WHAT IS EXPECTED:
Filter these entries, keeping only lines that hold the word "name".
-.-.-
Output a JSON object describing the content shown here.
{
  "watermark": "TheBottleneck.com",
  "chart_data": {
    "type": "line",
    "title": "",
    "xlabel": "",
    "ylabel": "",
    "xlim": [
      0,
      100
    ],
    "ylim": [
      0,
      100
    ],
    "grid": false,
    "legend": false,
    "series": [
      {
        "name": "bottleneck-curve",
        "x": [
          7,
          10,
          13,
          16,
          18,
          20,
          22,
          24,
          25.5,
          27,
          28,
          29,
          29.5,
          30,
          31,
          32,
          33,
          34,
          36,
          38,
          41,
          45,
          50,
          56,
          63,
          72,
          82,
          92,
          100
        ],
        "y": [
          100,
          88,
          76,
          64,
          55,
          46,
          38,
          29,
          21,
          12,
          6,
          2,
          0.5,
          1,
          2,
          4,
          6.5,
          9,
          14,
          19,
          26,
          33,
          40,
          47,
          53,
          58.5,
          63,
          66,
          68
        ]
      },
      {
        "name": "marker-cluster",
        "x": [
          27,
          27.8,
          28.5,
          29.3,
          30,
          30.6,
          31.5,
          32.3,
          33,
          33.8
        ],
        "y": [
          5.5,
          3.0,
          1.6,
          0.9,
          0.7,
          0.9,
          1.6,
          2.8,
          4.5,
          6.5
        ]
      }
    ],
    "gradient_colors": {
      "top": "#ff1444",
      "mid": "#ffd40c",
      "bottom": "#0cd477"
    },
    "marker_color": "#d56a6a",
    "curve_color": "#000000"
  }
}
-.-.-
OUTPUT:
        "name": "bottleneck-curve",
        "name": "marker-cluster",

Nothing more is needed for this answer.